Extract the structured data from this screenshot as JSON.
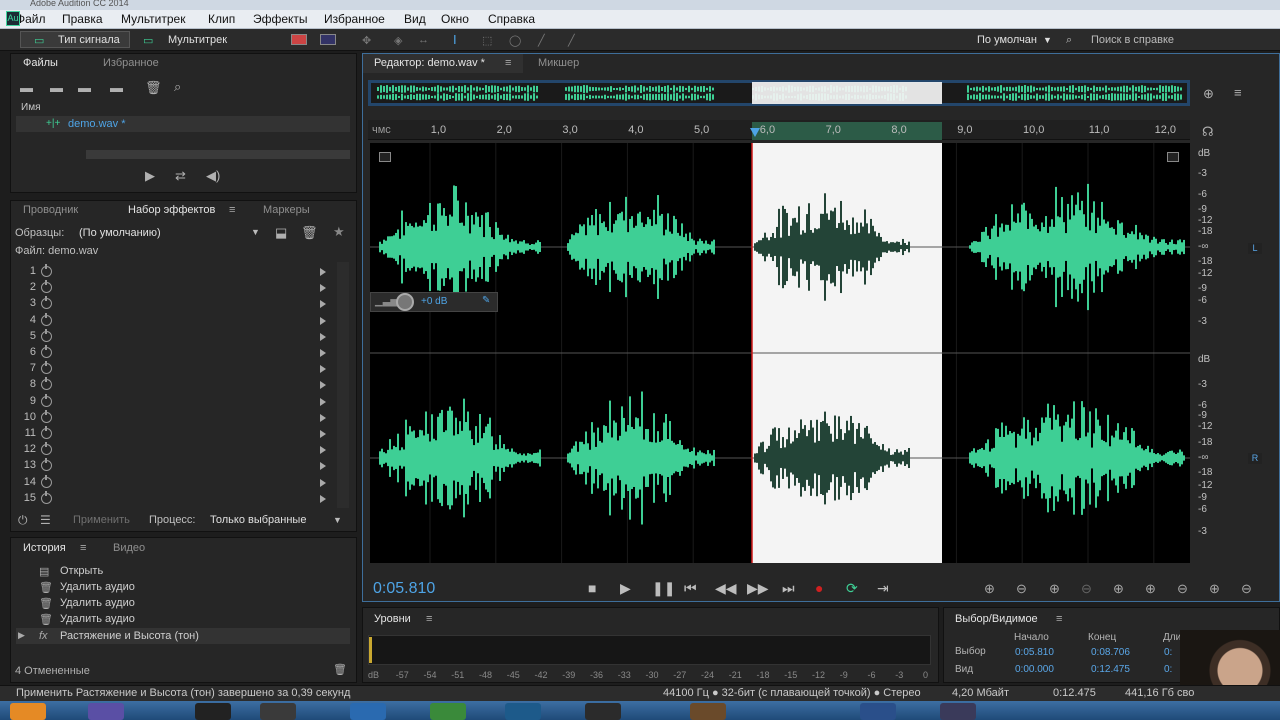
{
  "window": {
    "title": "Adobe Audition CC 2014"
  },
  "menu": [
    "Файл",
    "Правка",
    "Мультитрек",
    "Клип",
    "Эффекты",
    "Избранное",
    "Вид",
    "Окно",
    "Справка"
  ],
  "toolbar": {
    "waveform_label": "Тип сигнала",
    "multitrack_label": "Мультитрек",
    "workspace": "По умолчан",
    "help_search": "Поиск в справке"
  },
  "files_panel": {
    "tabs": [
      "Файлы",
      "Избранное"
    ],
    "column_name": "Имя",
    "files": [
      "demo.wav *"
    ]
  },
  "effects_panel": {
    "tabs": [
      "Проводник",
      "Набор эффектов",
      "Маркеры"
    ],
    "presets_label": "Образцы:",
    "presets_value": "(По умолчанию)",
    "file_label": "Файл: demo.wav",
    "slots": [
      "1",
      "2",
      "3",
      "4",
      "5",
      "6",
      "7",
      "8",
      "9",
      "10",
      "11",
      "12",
      "13",
      "14",
      "15"
    ],
    "apply_label": "Применить",
    "process_label": "Процесс:",
    "process_value": "Только выбранные"
  },
  "history_panel": {
    "tabs": [
      "История",
      "Видео"
    ],
    "items": [
      "Открыть",
      "Удалить аудио",
      "Удалить аудио",
      "Удалить аудио",
      "Растяжение и Высота (тон)"
    ],
    "undo_count": "4 Отмененные"
  },
  "editor": {
    "tabs": [
      "Редактор: demo.wav *",
      "Микшер"
    ],
    "ruler_unit": "чмс",
    "ruler_ticks": [
      "1,0",
      "2,0",
      "3,0",
      "4,0",
      "5,0",
      "6,0",
      "7,0",
      "8,0",
      "9,0",
      "10,0",
      "11,0",
      "12,0"
    ],
    "hud_gain": "+0 dB",
    "channel_left": "L",
    "channel_right": "R",
    "db_scale": [
      "dB",
      "-3",
      "-6",
      "-9",
      "-12",
      "-18",
      "-∞",
      "-18",
      "-12",
      "-9",
      "-6",
      "-3"
    ],
    "current_time": "0:05.810",
    "selection_start_sec": 5.81,
    "selection_end_sec": 8.706,
    "duration_sec": 12.475
  },
  "levels_panel": {
    "title": "Уровни",
    "scale": [
      "dB",
      "-57",
      "-54",
      "-51",
      "-48",
      "-45",
      "-42",
      "-39",
      "-36",
      "-33",
      "-30",
      "-27",
      "-24",
      "-21",
      "-18",
      "-15",
      "-12",
      "-9",
      "-6",
      "-3",
      "0"
    ]
  },
  "selection_panel": {
    "title": "Выбор/Видимое",
    "headers": [
      "Начало",
      "Конец",
      "Длительность"
    ],
    "rows": [
      {
        "label": "Выбор",
        "start": "0:05.810",
        "end": "0:08.706",
        "duration": "0:"
      },
      {
        "label": "Вид",
        "start": "0:00.000",
        "end": "0:12.475",
        "duration": "0:"
      }
    ]
  },
  "status_bar": {
    "message": "Применить Растяжение и Высота (тон) завершено за 0,39 секунд",
    "format": "44100 Гц ● 32-бит (с плавающей точкой) ● Стерео",
    "size": "4,20 Мбайт",
    "duration": "0:12.475",
    "free_space": "441,16 Гб сво"
  },
  "colors": {
    "waveform": "#3ecf95",
    "waveform_selected": "#234437",
    "selection_bg": "#f4f4f4",
    "accent_blue": "#4ea4e6",
    "playhead": "#d01a1a"
  }
}
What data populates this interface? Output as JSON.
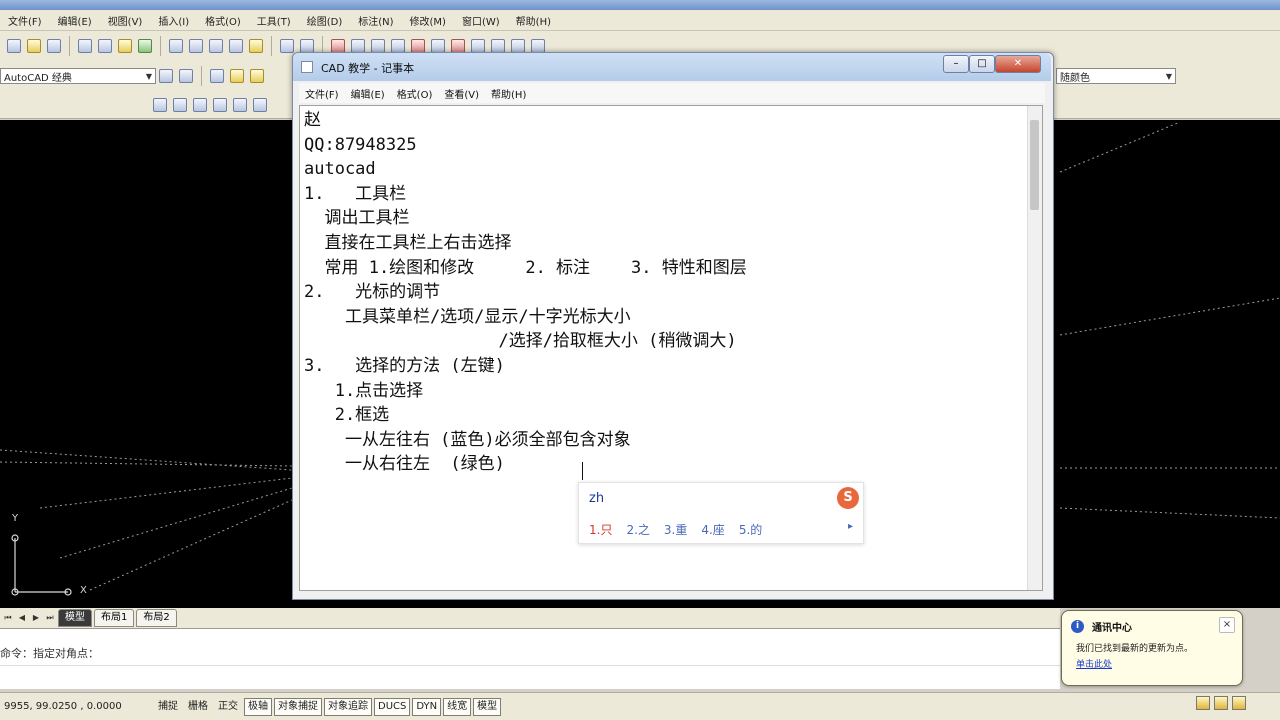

> _Task instructions_
Omit every picture, and otherwise quote the entries exactly.

> _Response to this task_
Extract the structured data from this screenshot as JSON.
{
  "window": {
    "title": "Adobe Audition CC 2014"
  },
  "menu": [
    "Файл",
    "Правка",
    "Мультитрек",
    "Клип",
    "Эффекты",
    "Избранное",
    "Вид",
    "Окно",
    "Справка"
  ],
  "toolbar": {
    "waveform_label": "Тип сигнала",
    "multitrack_label": "Мультитрек",
    "workspace": "По умолчан",
    "help_search": "Поиск в справке"
  },
  "files_panel": {
    "tabs": [
      "Файлы",
      "Избранное"
    ],
    "column_name": "Имя",
    "files": [
      "demo.wav *"
    ]
  },
  "effects_panel": {
    "tabs": [
      "Проводник",
      "Набор эффектов",
      "Маркеры"
    ],
    "presets_label": "Образцы:",
    "presets_value": "(По умолчанию)",
    "file_label": "Файл: demo.wav",
    "slots": [
      "1",
      "2",
      "3",
      "4",
      "5",
      "6",
      "7",
      "8",
      "9",
      "10",
      "11",
      "12",
      "13",
      "14",
      "15"
    ],
    "apply_label": "Применить",
    "process_label": "Процесс:",
    "process_value": "Только выбранные"
  },
  "history_panel": {
    "tabs": [
      "История",
      "Видео"
    ],
    "items": [
      "Открыть",
      "Удалить аудио",
      "Удалить аудио",
      "Удалить аудио",
      "Растяжение и Высота (тон)"
    ],
    "undo_count": "4 Отмененные"
  },
  "editor": {
    "tabs": [
      "Редактор: demo.wav *",
      "Микшер"
    ],
    "ruler_unit": "чмс",
    "ruler_ticks": [
      "1,0",
      "2,0",
      "3,0",
      "4,0",
      "5,0",
      "6,0",
      "7,0",
      "8,0",
      "9,0",
      "10,0",
      "11,0",
      "12,0"
    ],
    "hud_gain": "+0 dB",
    "channel_left": "L",
    "channel_right": "R",
    "db_scale": [
      "dB",
      "-3",
      "-6",
      "-9",
      "-12",
      "-18",
      "-∞",
      "-18",
      "-12",
      "-9",
      "-6",
      "-3"
    ],
    "current_time": "0:05.810",
    "selection_start_sec": 5.81,
    "selection_end_sec": 8.706,
    "duration_sec": 12.475
  },
  "levels_panel": {
    "title": "Уровни",
    "scale": [
      "dB",
      "-57",
      "-54",
      "-51",
      "-48",
      "-45",
      "-42",
      "-39",
      "-36",
      "-33",
      "-30",
      "-27",
      "-24",
      "-21",
      "-18",
      "-15",
      "-12",
      "-9",
      "-6",
      "-3",
      "0"
    ]
  },
  "selection_panel": {
    "title": "Выбор/Видимое",
    "headers": [
      "Начало",
      "Конец",
      "Длительность"
    ],
    "rows": [
      {
        "label": "Выбор",
        "start": "0:05.810",
        "end": "0:08.706",
        "duration": "0:"
      },
      {
        "label": "Вид",
        "start": "0:00.000",
        "end": "0:12.475",
        "duration": "0:"
      }
    ]
  },
  "status_bar": {
    "message": "Применить Растяжение и Высота (тон) завершено за 0,39 секунд",
    "format": "44100 Гц ● 32-бит (с плавающей точкой) ● Стерео",
    "size": "4,20 Мбайт",
    "duration": "0:12.475",
    "free_space": "441,16 Гб сво"
  },
  "colors": {
    "waveform": "#3ecf95",
    "waveform_selected": "#234437",
    "selection_bg": "#f4f4f4",
    "accent_blue": "#4ea4e6",
    "playhead": "#d01a1a"
  }
}
What data populates this interface? Output as JSON.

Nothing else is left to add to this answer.